Aim of the task:
The records below must be output exactly, without pictures.

Stored records:
⁂
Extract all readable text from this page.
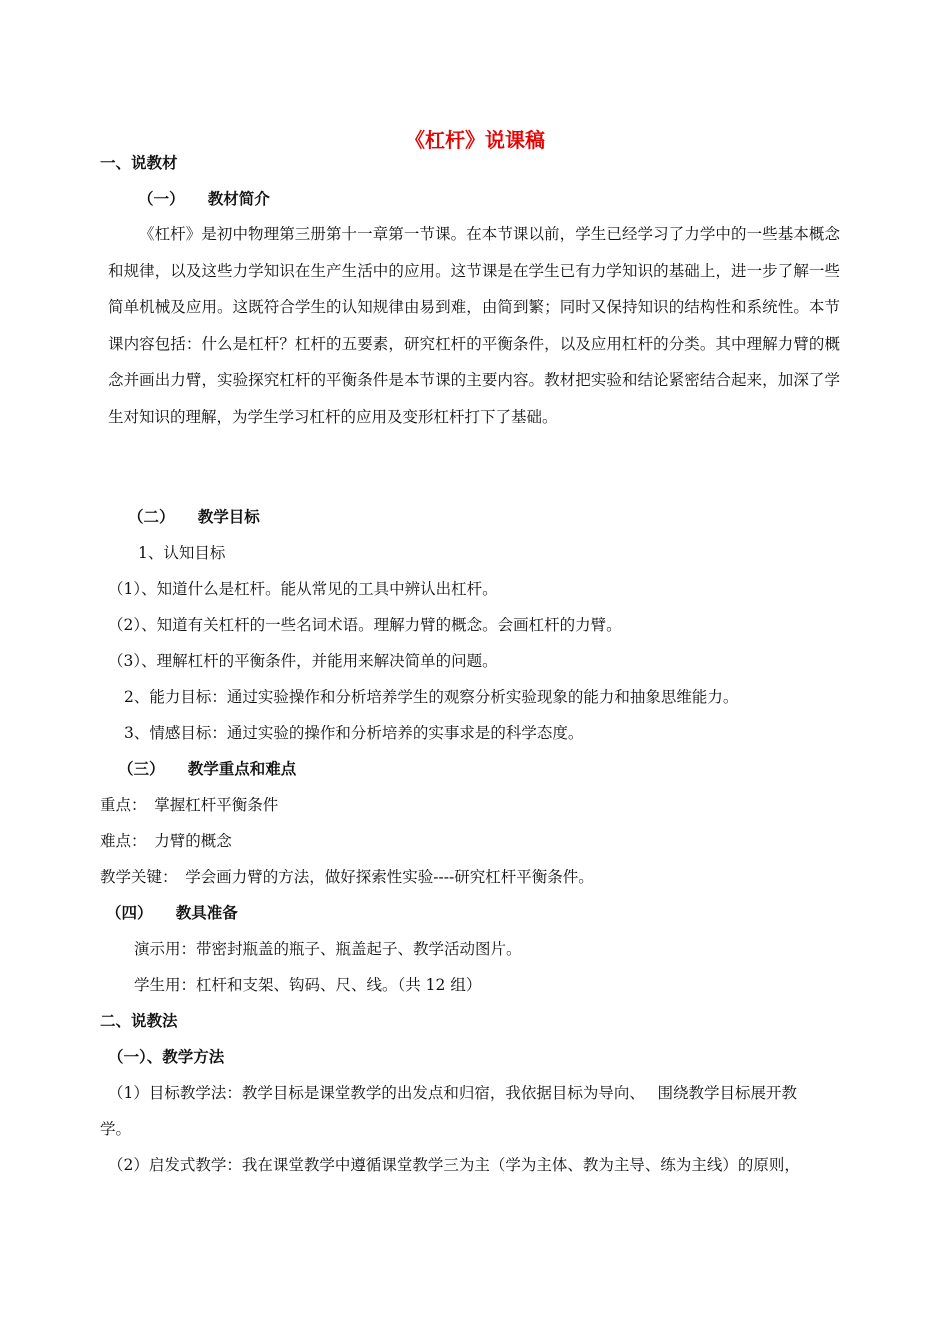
《杠杆》说课稿
一、说教材
（一）　　教材简介
《杠杆》是初中物理第三册第十一章第一节课。在本节课以前，学生已经学习了力学中的一些基本概念和规律，以及这些力学知识在生产生活中的应用。这节课是在学生已有力学知识的基础上，进一步了解一些简单机械及应用。这既符合学生的认知规律由易到难，由简到繁；同时又保持知识的结构性和系统性。本节课内容包括：什么是杠杆？杠杆的五要素，研究杠杆的平衡条件，以及应用杠杆的分类。其中理解力臂的概念并画出力臂，实验探究杠杆的平衡条件是本节课的主要内容。教材把实验和结论紧密结合起来，加深了学生对知识的理解，为学生学习杠杆的应用及变形杠杆打下了基础。
（二）　　教学目标
1、认知目标
（1）、知道什么是杠杆。能从常见的工具中辨认出杠杆。
（2）、知道有关杠杆的一些名词术语。理解力臂的概念。会画杠杆的力臂。
（3）、理解杠杆的平衡条件，并能用来解决简单的问题。
2、能力目标：通过实验操作和分析培养学生的观察分析实验现象的能力和抽象思维能力。
3、情感目标：通过实验的操作和分析培养的实事求是的科学态度。
（三）　　教学重点和难点
重点：　掌握杠杆平衡条件
难点：　力臂的概念
教学关键：　学会画力臂的方法，做好探索性实验----研究杠杆平衡条件。
（四）　　教具准备
演示用：带密封瓶盖的瓶子、瓶盖起子、教学活动图片。
学生用：杠杆和支架、钩码、尺、线。（共 12 组）
二、说教法
（一）、教学方法
（1）目标教学法：教学目标是课堂教学的出发点和归宿，我依据目标为导向、　 围绕教学目标展开教
学。
（2）启发式教学：我在课堂教学中遵循课堂教学三为主（学为主体、教为主导、练为主线）的原则，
⁂
Task response:
Extract all readable text from this page.
《杠杆》说课稿
一、说教材
（一）　　教材简介
《杠杆》是初中物理第三册第十一章第一节课。在本节课以前，学生已经学习了力学中的一些基本概念和规律，以及这些力学知识在生产生活中的应用。这节课是在学生已有力学知识的基础上，进一步了解一些简单机械及应用。这既符合学生的认知规律由易到难，由简到繁；同时又保持知识的结构性和系统性。本节课内容包括：什么是杠杆？杠杆的五要素，研究杠杆的平衡条件，以及应用杠杆的分类。其中理解力臂的概念并画出力臂，实验探究杠杆的平衡条件是本节课的主要内容。教材把实验和结论紧密结合起来，加深了学生对知识的理解，为学生学习杠杆的应用及变形杠杆打下了基础。
（二）　　教学目标
1、认知目标
（1）、知道什么是杠杆。能从常见的工具中辨认出杠杆。
（2）、知道有关杠杆的一些名词术语。理解力臂的概念。会画杠杆的力臂。
（3）、理解杠杆的平衡条件，并能用来解决简单的问题。
2、能力目标：通过实验操作和分析培养学生的观察分析实验现象的能力和抽象思维能力。
3、情感目标：通过实验的操作和分析培养的实事求是的科学态度。
（三）　　教学重点和难点
重点：　掌握杠杆平衡条件
难点：　力臂的概念
教学关键：　学会画力臂的方法，做好探索性实验----研究杠杆平衡条件。
（四）　　教具准备
演示用：带密封瓶盖的瓶子、瓶盖起子、教学活动图片。
学生用：杠杆和支架、钩码、尺、线。（共 12 组）
二、说教法
（一）、教学方法
（1）目标教学法：教学目标是课堂教学的出发点和归宿，我依据目标为导向、　 围绕教学目标展开教
学。
（2）启发式教学：我在课堂教学中遵循课堂教学三为主（学为主体、教为主导、练为主线）的原则，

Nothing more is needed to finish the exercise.